**EXERCISE AIM:** Report every line in the listing below where the string "деталях" shows up.

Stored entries
################

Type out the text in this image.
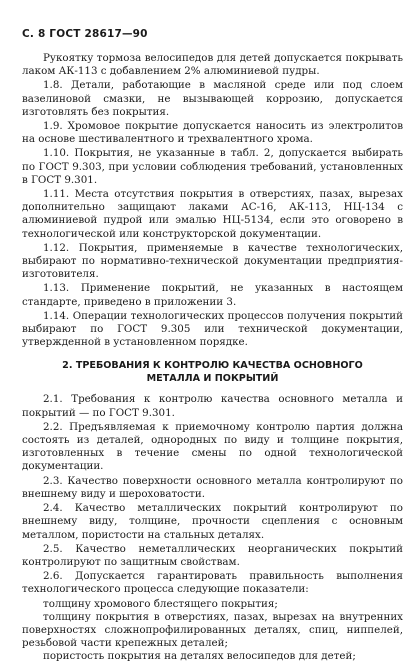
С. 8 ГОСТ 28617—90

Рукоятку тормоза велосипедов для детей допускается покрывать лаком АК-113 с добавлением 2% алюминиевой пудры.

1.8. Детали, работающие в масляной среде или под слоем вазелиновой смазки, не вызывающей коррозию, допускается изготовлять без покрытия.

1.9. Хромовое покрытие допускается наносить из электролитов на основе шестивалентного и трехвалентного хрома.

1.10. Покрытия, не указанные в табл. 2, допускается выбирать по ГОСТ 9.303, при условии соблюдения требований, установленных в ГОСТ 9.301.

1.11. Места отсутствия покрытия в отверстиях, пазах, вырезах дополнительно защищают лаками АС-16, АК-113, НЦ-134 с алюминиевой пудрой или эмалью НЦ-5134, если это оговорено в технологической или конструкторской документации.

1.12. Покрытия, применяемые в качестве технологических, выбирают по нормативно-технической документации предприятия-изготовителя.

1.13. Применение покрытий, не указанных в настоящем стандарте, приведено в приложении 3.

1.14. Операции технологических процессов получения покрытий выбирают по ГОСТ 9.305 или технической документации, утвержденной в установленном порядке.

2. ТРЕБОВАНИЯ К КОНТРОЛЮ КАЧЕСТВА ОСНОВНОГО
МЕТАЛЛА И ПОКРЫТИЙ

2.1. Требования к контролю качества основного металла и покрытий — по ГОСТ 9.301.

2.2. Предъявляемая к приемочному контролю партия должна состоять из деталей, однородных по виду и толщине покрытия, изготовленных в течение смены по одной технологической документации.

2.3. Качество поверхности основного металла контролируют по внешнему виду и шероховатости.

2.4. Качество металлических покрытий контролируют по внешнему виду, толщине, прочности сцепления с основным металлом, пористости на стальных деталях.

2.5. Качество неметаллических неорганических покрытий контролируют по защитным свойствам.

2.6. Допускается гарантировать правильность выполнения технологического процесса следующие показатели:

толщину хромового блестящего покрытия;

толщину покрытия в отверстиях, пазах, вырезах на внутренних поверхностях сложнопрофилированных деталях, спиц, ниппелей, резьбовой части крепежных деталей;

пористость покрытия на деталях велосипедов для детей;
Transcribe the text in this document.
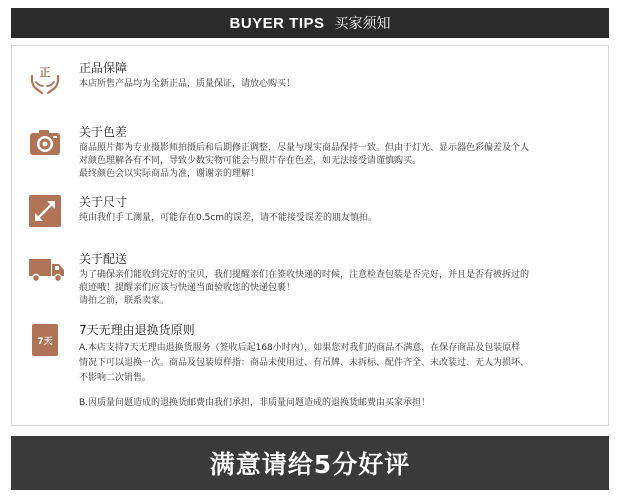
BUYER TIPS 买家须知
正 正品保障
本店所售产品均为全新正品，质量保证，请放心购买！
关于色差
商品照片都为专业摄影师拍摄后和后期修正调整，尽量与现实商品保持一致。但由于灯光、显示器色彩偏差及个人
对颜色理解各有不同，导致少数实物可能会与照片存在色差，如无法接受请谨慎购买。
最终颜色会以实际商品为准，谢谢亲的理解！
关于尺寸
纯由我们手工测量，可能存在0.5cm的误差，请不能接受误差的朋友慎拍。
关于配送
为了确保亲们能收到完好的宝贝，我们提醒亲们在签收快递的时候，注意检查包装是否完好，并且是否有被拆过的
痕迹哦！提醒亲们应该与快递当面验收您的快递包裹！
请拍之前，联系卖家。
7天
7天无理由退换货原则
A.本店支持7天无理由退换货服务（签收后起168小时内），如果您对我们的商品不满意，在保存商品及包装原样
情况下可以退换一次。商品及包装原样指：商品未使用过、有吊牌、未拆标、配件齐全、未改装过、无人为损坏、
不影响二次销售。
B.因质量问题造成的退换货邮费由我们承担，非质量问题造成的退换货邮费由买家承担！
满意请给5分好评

################

**FINISHED TASK:**
2.4. Качество металлических покрытий контролируют по внешнему виду, толщине, прочности сцепления с основным металлом, пористости на стальных деталях.
толщину покрытия в отверстиях, пазах, вырезах на внутренних поверхностях сложнопрофилированных деталях, спиц, ниппелей, резьбовой части крепежных деталей;
пористость покрытия на деталях велосипедов для детей;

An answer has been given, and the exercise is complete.